■ RECORDS TO PROCESS:
________

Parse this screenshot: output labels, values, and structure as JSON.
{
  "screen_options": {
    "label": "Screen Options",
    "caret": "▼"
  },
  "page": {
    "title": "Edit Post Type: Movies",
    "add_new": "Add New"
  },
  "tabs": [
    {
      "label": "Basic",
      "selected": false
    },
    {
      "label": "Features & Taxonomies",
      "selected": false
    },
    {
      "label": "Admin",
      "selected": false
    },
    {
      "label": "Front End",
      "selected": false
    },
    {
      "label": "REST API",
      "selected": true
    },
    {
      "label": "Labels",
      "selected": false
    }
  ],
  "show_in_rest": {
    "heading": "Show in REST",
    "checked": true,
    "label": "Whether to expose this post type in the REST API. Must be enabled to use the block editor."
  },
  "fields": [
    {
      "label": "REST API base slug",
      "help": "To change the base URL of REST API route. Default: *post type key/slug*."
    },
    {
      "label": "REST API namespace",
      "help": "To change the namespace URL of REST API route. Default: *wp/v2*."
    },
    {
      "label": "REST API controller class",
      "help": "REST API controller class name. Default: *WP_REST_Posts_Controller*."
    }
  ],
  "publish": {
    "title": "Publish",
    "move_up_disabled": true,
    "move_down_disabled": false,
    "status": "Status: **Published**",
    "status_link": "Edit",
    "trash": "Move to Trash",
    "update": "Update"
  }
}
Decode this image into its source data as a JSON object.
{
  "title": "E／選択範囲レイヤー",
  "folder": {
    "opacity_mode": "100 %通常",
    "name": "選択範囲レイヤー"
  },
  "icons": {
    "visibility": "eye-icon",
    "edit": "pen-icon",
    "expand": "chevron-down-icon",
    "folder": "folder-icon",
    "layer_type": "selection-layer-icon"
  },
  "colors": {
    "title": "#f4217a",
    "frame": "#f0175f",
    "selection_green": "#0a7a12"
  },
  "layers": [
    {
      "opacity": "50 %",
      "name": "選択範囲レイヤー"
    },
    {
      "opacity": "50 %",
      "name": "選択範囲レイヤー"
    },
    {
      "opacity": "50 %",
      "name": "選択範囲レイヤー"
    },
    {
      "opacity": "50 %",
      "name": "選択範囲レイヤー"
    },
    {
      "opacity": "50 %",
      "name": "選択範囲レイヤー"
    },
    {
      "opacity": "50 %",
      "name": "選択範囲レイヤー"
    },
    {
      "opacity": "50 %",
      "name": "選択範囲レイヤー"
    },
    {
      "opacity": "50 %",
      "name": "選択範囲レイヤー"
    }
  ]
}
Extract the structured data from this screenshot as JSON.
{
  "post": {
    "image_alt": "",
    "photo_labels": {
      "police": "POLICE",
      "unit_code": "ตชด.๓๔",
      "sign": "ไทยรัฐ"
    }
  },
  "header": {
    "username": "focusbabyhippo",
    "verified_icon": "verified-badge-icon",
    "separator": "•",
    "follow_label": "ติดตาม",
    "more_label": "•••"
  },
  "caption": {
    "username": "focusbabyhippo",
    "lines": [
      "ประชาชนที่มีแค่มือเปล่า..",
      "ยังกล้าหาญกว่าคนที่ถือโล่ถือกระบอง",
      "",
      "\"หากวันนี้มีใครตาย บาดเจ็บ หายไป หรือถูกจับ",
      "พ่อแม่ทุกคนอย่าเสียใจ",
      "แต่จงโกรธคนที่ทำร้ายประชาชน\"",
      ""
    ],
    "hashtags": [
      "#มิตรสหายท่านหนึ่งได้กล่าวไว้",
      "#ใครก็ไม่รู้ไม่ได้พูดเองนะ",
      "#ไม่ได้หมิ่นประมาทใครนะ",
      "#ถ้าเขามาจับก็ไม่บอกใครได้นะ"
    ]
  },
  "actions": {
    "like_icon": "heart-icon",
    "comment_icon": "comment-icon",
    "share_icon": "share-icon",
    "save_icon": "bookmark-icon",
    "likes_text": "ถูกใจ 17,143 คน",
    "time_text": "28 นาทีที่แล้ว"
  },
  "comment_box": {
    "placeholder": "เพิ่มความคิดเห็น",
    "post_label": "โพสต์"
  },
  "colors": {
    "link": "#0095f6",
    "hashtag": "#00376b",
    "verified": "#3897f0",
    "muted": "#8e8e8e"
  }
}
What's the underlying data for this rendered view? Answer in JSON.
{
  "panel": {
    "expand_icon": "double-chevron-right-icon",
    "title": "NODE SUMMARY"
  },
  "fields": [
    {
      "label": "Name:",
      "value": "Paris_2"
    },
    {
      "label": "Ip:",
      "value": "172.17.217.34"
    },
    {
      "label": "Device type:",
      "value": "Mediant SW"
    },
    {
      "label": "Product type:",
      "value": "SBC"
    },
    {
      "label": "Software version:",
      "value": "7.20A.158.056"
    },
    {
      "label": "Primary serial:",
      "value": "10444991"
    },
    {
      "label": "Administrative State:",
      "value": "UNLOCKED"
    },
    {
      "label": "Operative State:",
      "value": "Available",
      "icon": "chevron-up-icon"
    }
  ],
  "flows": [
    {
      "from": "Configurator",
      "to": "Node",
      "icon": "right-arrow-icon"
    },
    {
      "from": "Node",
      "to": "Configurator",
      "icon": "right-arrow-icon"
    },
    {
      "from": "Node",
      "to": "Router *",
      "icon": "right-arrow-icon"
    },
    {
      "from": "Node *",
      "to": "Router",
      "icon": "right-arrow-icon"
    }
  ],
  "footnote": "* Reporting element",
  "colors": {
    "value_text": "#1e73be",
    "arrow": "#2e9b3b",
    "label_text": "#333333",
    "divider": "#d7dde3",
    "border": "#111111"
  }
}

________

Find the lines holding "change" and list every one.

      "help": "To change the base URL of REST API route. Default: *post type key/slug*."
      "help": "To change the namespace URL of REST API route. Default: *wp/v2*."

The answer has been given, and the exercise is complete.